Copy out each line that includes the word "показаны".

The records:

□ □ □ □

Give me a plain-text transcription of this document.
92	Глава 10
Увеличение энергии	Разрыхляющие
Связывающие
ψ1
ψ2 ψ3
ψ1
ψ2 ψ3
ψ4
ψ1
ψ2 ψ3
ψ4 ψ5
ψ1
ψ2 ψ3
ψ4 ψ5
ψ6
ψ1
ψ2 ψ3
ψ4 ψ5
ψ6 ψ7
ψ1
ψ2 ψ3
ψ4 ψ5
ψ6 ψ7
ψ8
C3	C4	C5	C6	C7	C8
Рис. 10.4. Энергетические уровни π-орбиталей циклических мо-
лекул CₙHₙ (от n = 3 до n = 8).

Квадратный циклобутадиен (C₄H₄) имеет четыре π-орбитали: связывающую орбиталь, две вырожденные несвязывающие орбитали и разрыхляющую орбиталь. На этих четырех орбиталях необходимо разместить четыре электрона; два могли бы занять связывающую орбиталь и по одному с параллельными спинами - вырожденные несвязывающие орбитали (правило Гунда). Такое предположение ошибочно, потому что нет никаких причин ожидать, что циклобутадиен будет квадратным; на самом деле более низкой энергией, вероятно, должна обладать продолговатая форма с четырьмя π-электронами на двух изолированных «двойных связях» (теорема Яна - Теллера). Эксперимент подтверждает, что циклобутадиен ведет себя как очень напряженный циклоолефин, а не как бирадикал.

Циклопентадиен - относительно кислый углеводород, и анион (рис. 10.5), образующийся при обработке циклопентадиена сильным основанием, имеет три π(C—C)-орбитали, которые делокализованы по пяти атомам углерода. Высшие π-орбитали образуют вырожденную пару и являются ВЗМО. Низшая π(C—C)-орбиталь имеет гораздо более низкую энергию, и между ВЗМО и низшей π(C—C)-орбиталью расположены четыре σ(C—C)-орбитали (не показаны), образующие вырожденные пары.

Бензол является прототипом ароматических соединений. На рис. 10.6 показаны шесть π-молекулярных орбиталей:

□ □ □ □

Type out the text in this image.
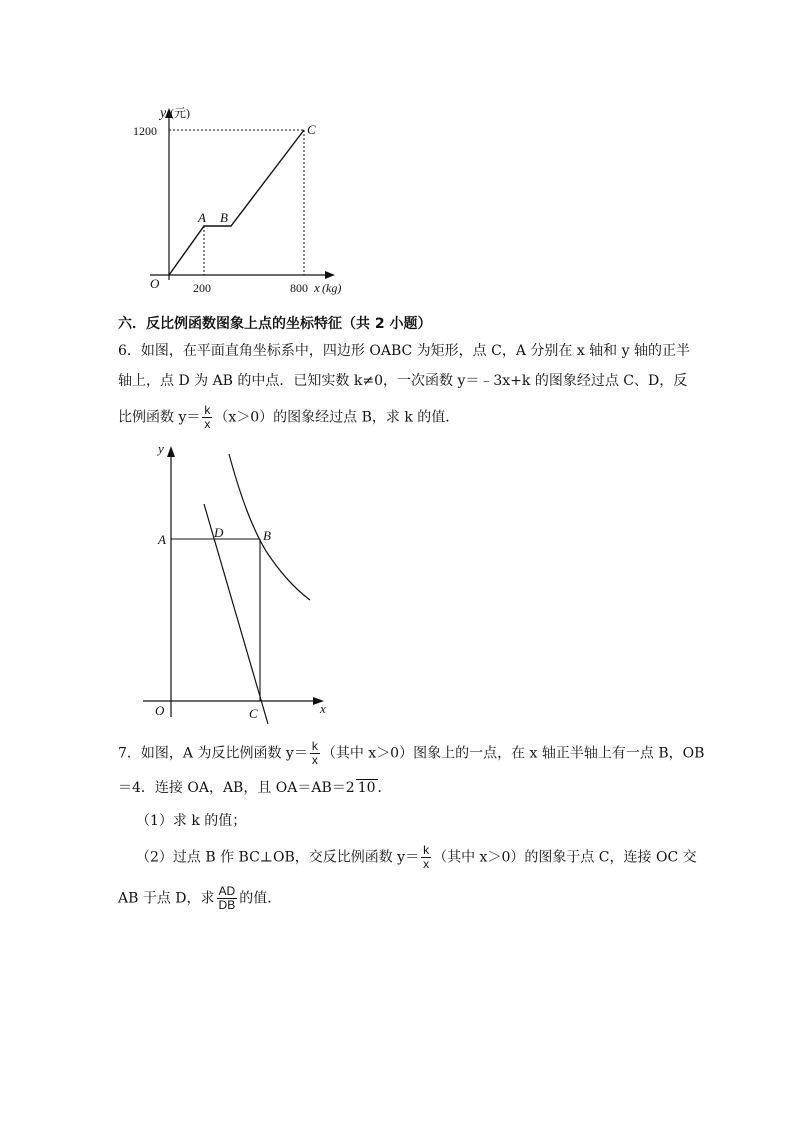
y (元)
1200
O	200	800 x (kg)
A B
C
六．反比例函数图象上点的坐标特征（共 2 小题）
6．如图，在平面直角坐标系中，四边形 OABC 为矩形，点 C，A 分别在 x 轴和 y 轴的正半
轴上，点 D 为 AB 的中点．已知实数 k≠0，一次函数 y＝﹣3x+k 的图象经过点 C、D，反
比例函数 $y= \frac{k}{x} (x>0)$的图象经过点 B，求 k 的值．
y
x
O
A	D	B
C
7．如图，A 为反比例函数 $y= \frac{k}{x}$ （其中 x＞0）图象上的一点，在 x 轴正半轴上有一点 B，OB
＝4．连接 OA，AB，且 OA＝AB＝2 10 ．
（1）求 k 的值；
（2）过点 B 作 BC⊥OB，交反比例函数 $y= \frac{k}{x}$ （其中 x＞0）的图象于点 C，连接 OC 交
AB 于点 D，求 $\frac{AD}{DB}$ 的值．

□ □ □ □

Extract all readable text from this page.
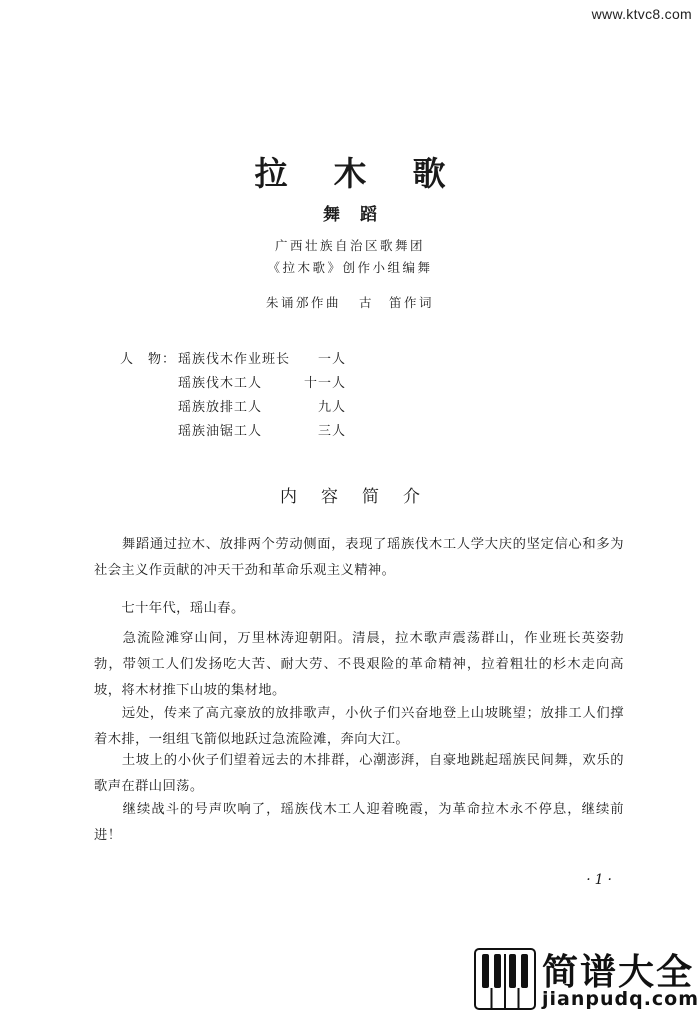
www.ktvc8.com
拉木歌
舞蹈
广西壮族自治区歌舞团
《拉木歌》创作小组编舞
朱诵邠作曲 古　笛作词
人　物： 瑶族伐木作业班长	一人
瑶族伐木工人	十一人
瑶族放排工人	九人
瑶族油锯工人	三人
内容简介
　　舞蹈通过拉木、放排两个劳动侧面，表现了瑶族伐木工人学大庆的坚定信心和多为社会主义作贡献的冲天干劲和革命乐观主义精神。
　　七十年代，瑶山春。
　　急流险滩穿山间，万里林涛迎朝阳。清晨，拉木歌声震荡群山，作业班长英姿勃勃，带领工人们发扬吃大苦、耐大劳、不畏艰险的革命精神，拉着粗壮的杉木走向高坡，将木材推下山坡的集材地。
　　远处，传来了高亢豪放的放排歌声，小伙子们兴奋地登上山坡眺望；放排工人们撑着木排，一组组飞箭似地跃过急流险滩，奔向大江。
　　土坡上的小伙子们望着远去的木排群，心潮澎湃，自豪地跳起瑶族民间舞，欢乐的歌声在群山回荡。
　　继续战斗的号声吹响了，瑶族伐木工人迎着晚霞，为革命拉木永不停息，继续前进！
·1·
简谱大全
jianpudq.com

□ □ □ □

Result for this task:
Циклопентадиен - относительно кислый углеводород, и анион (рис. 10.5), образующийся при обработке циклопентадиена сильным основанием, имеет три π(C—C)-орбитали, которые делокализованы по пяти атомам углерода. Высшие π-орбитали образуют вырожденную пару и являются ВЗМО. Низшая π(C—C)-орбиталь имеет гораздо более низкую энергию, и между ВЗМО и низшей π(C—C)-орбиталью расположены четыре σ(C—C)-орбитали (не показаны), образующие вырожденные пары.
Бензол является прототипом ароматических соединений. На рис. 10.6 показаны шесть π-молекулярных орбиталей:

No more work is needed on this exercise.